[OBJECTIVE]
Gather from the material every line that contains the string "rating".

#####

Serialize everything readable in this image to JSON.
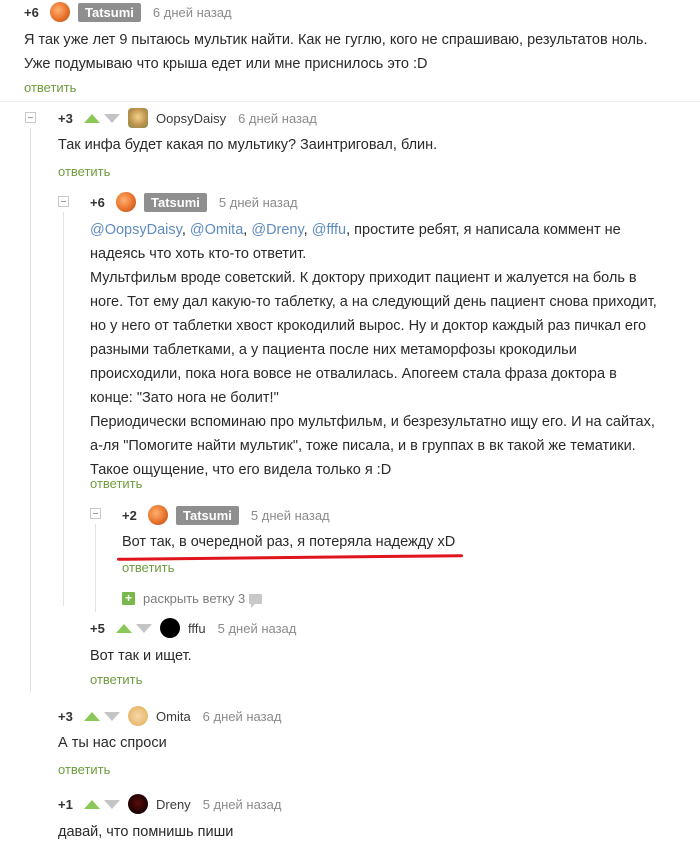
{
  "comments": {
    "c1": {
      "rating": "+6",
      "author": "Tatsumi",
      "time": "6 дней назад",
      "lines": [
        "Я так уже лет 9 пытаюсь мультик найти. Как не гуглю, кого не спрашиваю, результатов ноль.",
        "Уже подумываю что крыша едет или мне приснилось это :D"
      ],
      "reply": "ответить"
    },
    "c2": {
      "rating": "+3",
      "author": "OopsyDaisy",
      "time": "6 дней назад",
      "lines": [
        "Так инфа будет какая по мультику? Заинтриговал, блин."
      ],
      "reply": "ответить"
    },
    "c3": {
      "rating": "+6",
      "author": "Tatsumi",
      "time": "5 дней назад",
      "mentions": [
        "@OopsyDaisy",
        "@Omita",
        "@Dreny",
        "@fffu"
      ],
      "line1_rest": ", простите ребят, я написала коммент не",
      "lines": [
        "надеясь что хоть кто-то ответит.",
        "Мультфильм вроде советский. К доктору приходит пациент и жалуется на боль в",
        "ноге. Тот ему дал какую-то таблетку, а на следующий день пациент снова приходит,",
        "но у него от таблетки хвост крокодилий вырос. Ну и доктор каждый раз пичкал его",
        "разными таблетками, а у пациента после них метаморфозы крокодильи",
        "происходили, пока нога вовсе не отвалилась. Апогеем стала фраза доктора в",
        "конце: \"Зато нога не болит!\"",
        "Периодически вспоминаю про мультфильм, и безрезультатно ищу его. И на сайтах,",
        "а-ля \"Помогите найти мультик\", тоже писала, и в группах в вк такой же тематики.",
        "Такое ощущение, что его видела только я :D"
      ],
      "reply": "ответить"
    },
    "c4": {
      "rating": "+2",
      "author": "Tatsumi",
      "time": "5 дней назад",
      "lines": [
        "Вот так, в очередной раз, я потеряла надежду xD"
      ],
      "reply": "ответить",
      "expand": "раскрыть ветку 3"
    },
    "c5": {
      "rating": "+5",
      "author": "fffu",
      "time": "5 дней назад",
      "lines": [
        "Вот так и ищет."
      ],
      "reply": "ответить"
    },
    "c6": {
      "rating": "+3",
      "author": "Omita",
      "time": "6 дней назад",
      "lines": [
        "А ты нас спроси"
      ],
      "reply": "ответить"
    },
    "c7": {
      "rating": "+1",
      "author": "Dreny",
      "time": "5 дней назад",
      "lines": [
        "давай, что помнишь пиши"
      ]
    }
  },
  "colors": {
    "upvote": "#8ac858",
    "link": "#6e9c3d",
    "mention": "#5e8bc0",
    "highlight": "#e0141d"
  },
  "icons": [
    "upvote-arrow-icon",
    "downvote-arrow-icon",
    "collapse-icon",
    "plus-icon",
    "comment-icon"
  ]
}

#####

[TASK OUTPUT]
      "rating": "+6",
      "rating": "+3",
      "rating": "+6",
      "rating": "+2",
      "rating": "+5",
      "rating": "+3",
      "rating": "+1",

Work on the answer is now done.